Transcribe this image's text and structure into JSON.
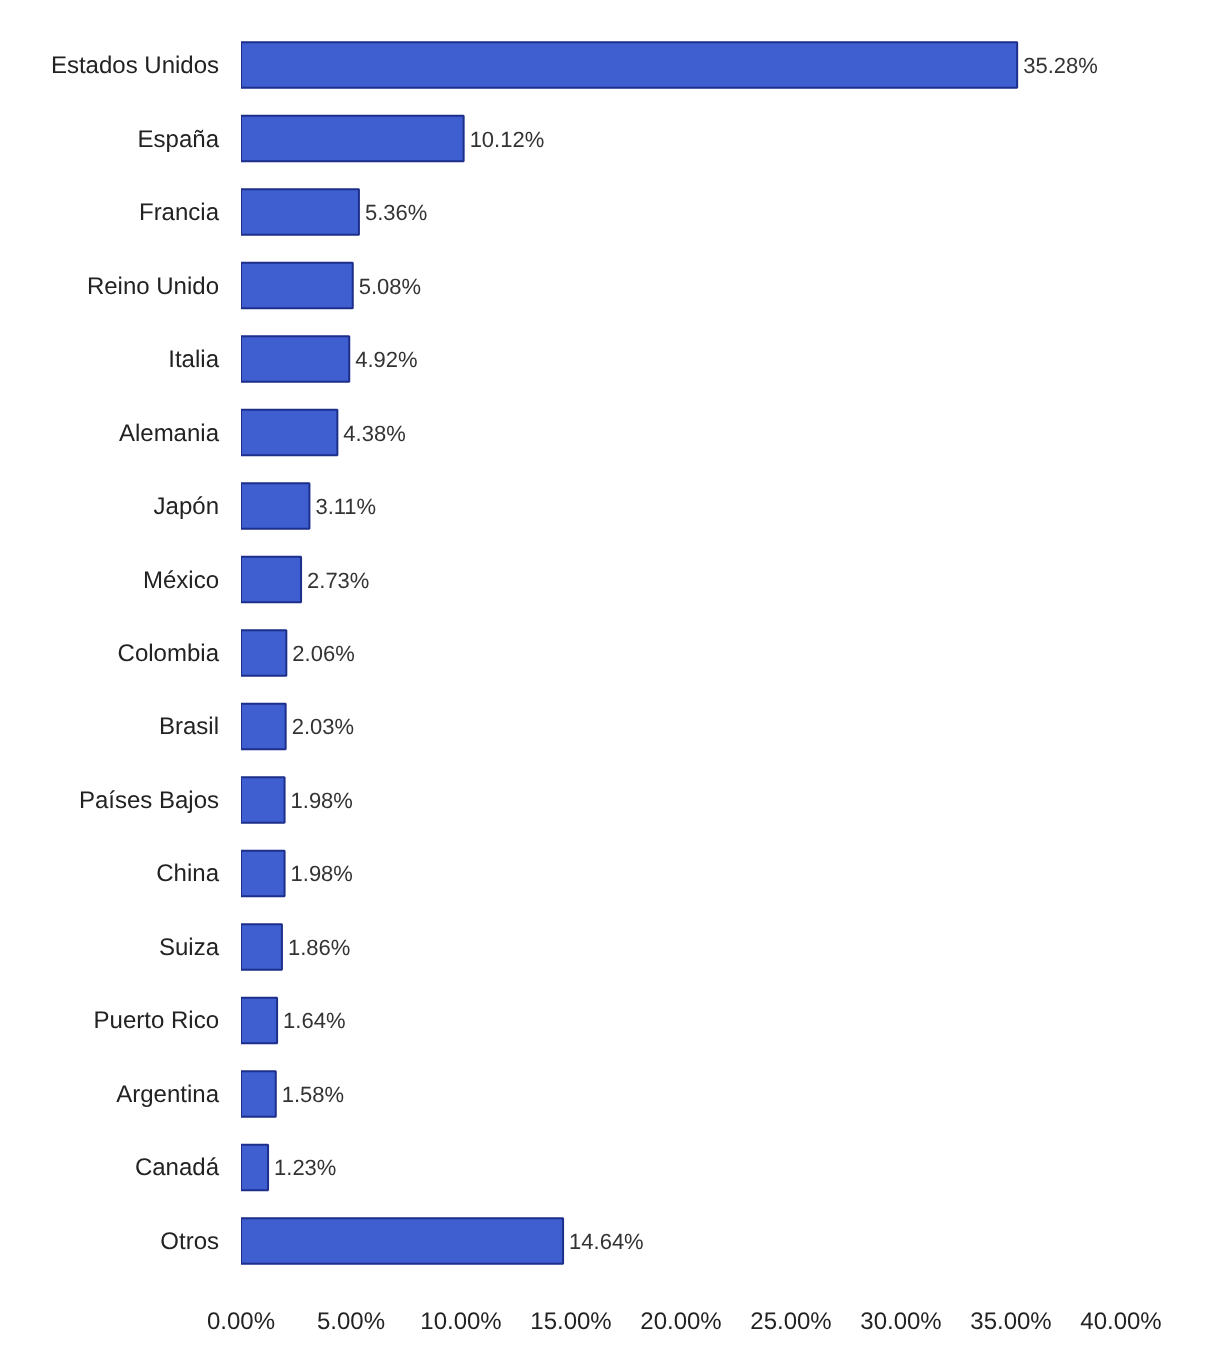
{
  "chart_data": {
    "type": "bar",
    "orientation": "horizontal",
    "categories": [
      "Estados Unidos",
      "España",
      "Francia",
      "Reino Unido",
      "Italia",
      "Alemania",
      "Japón",
      "México",
      "Colombia",
      "Brasil",
      "Países Bajos",
      "China",
      "Suiza",
      "Puerto Rico",
      "Argentina",
      "Canadá",
      "Otros"
    ],
    "values": [
      35.28,
      10.12,
      5.36,
      5.08,
      4.92,
      4.38,
      3.11,
      2.73,
      2.06,
      2.03,
      1.98,
      1.98,
      1.86,
      1.64,
      1.58,
      1.23,
      14.64
    ],
    "value_labels": [
      "35.28%",
      "10.12%",
      "5.36%",
      "5.08%",
      "4.92%",
      "4.38%",
      "3.11%",
      "2.73%",
      "2.06%",
      "2.03%",
      "1.98%",
      "1.98%",
      "1.86%",
      "1.64%",
      "1.58%",
      "1.23%",
      "14.64%"
    ],
    "color": "#3f5fd0",
    "xlim": [
      0,
      40
    ],
    "xticks": [
      {
        "value": 0,
        "label": "0.00%"
      },
      {
        "value": 5,
        "label": "5.00%"
      },
      {
        "value": 10,
        "label": "10.00%"
      },
      {
        "value": 15,
        "label": "15.00%"
      },
      {
        "value": 20,
        "label": "20.00%"
      },
      {
        "value": 25,
        "label": "25.00%"
      },
      {
        "value": 30,
        "label": "30.00%"
      },
      {
        "value": 35,
        "label": "35.00%"
      },
      {
        "value": 40,
        "label": "40.00%"
      }
    ],
    "grid": false
  }
}
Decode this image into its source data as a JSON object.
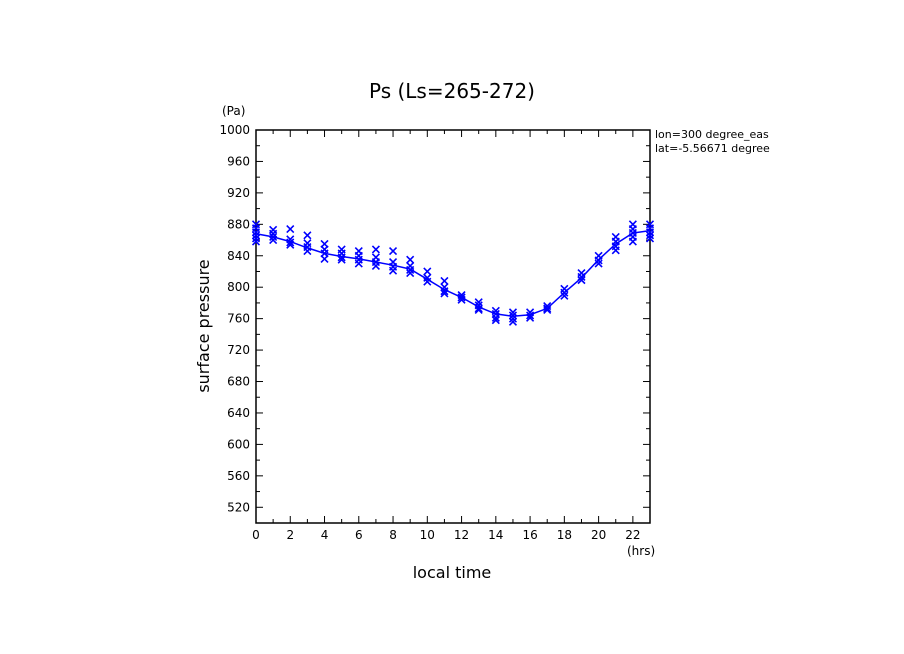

> **WHAT TO WORK ON**: Look over the listing. Pull out every line with the string "this" in it.

> **TASK OUTPUT**:
Transcribe this image's text and structure into JSON.
Decode this image into its source data as a JSON object.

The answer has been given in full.